■ **Your goal**
The records that follow are to be transcribed in full, without their images.
Begin Data supplied
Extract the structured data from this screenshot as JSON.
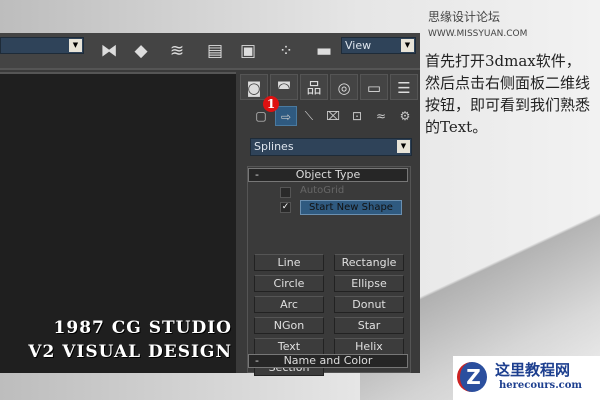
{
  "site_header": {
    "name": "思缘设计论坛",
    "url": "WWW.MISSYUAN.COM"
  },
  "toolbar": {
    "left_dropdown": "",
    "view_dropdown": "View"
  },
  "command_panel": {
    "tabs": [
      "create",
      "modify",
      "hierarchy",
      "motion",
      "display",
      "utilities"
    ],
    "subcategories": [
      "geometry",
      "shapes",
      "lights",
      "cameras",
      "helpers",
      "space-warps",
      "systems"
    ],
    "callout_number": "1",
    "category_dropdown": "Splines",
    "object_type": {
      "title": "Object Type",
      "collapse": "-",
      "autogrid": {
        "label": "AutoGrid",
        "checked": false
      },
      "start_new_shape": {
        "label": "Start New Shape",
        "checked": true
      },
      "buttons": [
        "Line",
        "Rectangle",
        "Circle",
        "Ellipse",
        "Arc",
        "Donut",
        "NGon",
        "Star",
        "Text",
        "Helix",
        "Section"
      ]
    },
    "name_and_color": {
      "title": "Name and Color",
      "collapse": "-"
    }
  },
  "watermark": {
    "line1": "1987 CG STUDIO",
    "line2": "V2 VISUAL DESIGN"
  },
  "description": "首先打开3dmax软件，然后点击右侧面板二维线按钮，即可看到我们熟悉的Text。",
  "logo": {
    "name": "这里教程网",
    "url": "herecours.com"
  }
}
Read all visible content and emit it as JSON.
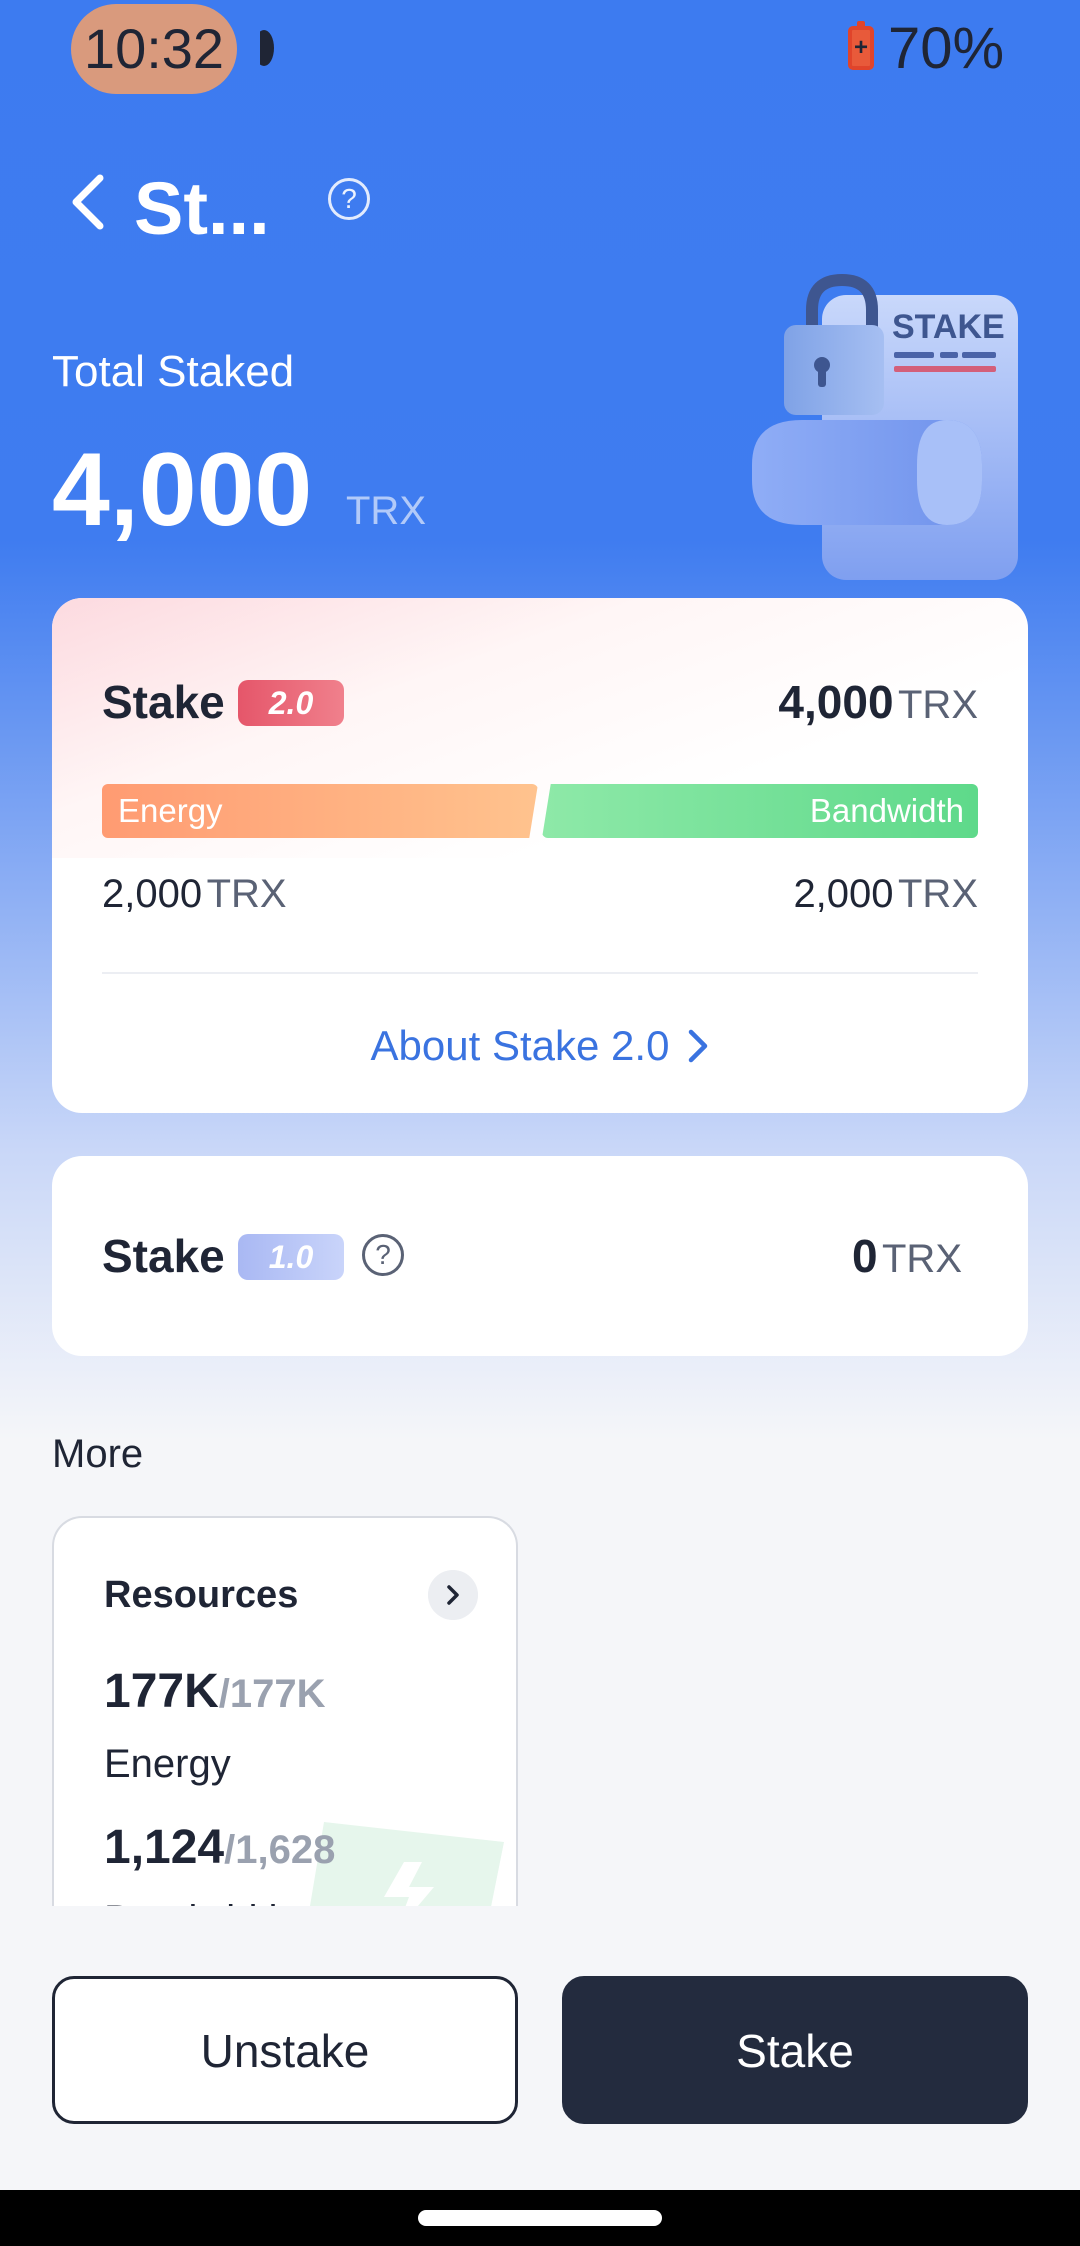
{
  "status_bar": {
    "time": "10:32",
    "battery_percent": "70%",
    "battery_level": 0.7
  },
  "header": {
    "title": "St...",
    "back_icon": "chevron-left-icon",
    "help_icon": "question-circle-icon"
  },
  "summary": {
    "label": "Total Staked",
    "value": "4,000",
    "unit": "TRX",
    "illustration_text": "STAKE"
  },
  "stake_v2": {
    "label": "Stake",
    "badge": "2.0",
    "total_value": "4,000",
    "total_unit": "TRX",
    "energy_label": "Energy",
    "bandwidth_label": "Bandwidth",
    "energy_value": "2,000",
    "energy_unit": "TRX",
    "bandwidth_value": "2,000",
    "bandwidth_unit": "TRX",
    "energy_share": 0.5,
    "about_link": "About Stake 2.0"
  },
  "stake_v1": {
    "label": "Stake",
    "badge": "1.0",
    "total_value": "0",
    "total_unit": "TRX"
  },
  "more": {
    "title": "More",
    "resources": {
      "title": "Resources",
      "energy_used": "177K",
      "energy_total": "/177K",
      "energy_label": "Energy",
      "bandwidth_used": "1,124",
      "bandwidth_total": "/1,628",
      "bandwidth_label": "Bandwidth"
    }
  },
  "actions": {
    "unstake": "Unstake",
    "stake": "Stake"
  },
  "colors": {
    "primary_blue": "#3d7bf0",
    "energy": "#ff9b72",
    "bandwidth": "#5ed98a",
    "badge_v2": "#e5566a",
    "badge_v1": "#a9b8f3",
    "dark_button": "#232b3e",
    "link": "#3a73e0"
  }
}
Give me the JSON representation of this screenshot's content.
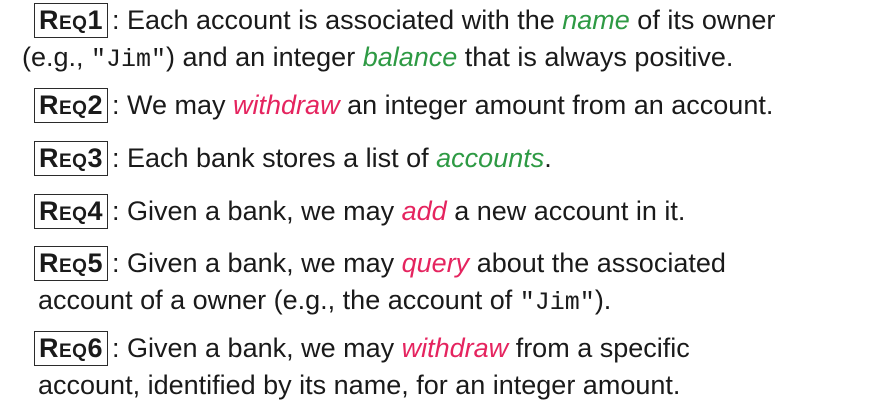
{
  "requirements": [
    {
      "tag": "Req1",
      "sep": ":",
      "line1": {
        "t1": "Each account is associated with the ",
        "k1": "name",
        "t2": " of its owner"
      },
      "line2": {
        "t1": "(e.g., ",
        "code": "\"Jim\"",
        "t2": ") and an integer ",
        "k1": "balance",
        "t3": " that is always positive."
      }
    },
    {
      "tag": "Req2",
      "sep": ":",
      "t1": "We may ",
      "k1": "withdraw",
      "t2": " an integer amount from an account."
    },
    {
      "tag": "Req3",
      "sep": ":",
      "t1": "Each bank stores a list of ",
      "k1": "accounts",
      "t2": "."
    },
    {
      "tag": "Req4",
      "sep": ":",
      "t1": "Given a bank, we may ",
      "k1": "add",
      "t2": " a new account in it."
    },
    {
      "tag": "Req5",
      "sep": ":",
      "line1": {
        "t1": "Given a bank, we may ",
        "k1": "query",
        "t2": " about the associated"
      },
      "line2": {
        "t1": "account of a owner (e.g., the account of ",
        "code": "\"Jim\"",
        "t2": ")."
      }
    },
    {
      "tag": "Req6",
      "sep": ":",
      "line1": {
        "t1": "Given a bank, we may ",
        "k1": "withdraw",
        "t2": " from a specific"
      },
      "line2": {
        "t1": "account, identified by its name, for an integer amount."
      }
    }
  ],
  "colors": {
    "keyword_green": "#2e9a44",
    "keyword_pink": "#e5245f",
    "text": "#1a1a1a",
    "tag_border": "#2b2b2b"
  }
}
End Data supplied
■ **Response to this exercise**
Extract the structured data from this screenshot as JSON.
{
  "site_header": {
    "name": "思缘设计论坛",
    "url": "WWW.MISSYUAN.COM"
  },
  "toolbar": {
    "left_dropdown": "",
    "view_dropdown": "View"
  },
  "command_panel": {
    "tabs": [
      "create",
      "modify",
      "hierarchy",
      "motion",
      "display",
      "utilities"
    ],
    "subcategories": [
      "geometry",
      "shapes",
      "lights",
      "cameras",
      "helpers",
      "space-warps",
      "systems"
    ],
    "callout_number": "1",
    "category_dropdown": "Splines",
    "object_type": {
      "title": "Object Type",
      "collapse": "-",
      "autogrid": {
        "label": "AutoGrid",
        "checked": false
      },
      "start_new_shape": {
        "label": "Start New Shape",
        "checked": true
      },
      "buttons": [
        "Line",
        "Rectangle",
        "Circle",
        "Ellipse",
        "Arc",
        "Donut",
        "NGon",
        "Star",
        "Text",
        "Helix",
        "Section"
      ]
    },
    "name_and_color": {
      "title": "Name and Color",
      "collapse": "-"
    }
  },
  "watermark": {
    "line1": "1987 CG STUDIO",
    "line2": "V2 VISUAL DESIGN"
  },
  "description": "首先打开3dmax软件，然后点击右侧面板二维线按钮，即可看到我们熟悉的Text。",
  "logo": {
    "name": "这里教程网",
    "url": "herecours.com"
  }
}
Read all visible content and emit it as JSON.
{
  "status_bar": {
    "time": "10:32",
    "battery_percent": "70%",
    "battery_level": 0.7
  },
  "header": {
    "title": "St...",
    "back_icon": "chevron-left-icon",
    "help_icon": "question-circle-icon"
  },
  "summary": {
    "label": "Total Staked",
    "value": "4,000",
    "unit": "TRX",
    "illustration_text": "STAKE"
  },
  "stake_v2": {
    "label": "Stake",
    "badge": "2.0",
    "total_value": "4,000",
    "total_unit": "TRX",
    "energy_label": "Energy",
    "bandwidth_label": "Bandwidth",
    "energy_value": "2,000",
    "energy_unit": "TRX",
    "bandwidth_value": "2,000",
    "bandwidth_unit": "TRX",
    "energy_share": 0.5,
    "about_link": "About Stake 2.0"
  },
  "stake_v1": {
    "label": "Stake",
    "badge": "1.0",
    "total_value": "0",
    "total_unit": "TRX"
  },
  "more": {
    "title": "More",
    "resources": {
      "title": "Resources",
      "energy_used": "177K",
      "energy_total": "/177K",
      "energy_label": "Energy",
      "bandwidth_used": "1,124",
      "bandwidth_total": "/1,628",
      "bandwidth_label": "Bandwidth"
    }
  },
  "actions": {
    "unstake": "Unstake",
    "stake": "Stake"
  },
  "colors": {
    "primary_blue": "#3d7bf0",
    "energy": "#ff9b72",
    "bandwidth": "#5ed98a",
    "badge_v2": "#e5566a",
    "badge_v1": "#a9b8f3",
    "dark_button": "#232b3e",
    "link": "#3a73e0"
  }
}
Give me the JSON representation of this screenshot's content.
{
  "requirements": [
    {
      "tag": "Req1",
      "sep": ":",
      "line1": {
        "t1": "Each account is associated with the ",
        "k1": "name",
        "t2": " of its owner"
      },
      "line2": {
        "t1": "(e.g., ",
        "code": "\"Jim\"",
        "t2": ") and an integer ",
        "k1": "balance",
        "t3": " that is always positive."
      }
    },
    {
      "tag": "Req2",
      "sep": ":",
      "t1": "We may ",
      "k1": "withdraw",
      "t2": " an integer amount from an account."
    },
    {
      "tag": "Req3",
      "sep": ":",
      "t1": "Each bank stores a list of ",
      "k1": "accounts",
      "t2": "."
    },
    {
      "tag": "Req4",
      "sep": ":",
      "t1": "Given a bank, we may ",
      "k1": "add",
      "t2": " a new account in it."
    },
    {
      "tag": "Req5",
      "sep": ":",
      "line1": {
        "t1": "Given a bank, we may ",
        "k1": "query",
        "t2": " about the associated"
      },
      "line2": {
        "t1": "account of a owner (e.g., the account of ",
        "code": "\"Jim\"",
        "t2": ")."
      }
    },
    {
      "tag": "Req6",
      "sep": ":",
      "line1": {
        "t1": "Given a bank, we may ",
        "k1": "withdraw",
        "t2": " from a specific"
      },
      "line2": {
        "t1": "account, identified by its name, for an integer amount."
      }
    }
  ],
  "colors": {
    "keyword_green": "#2e9a44",
    "keyword_pink": "#e5245f",
    "text": "#1a1a1a",
    "tag_border": "#2b2b2b"
  }
}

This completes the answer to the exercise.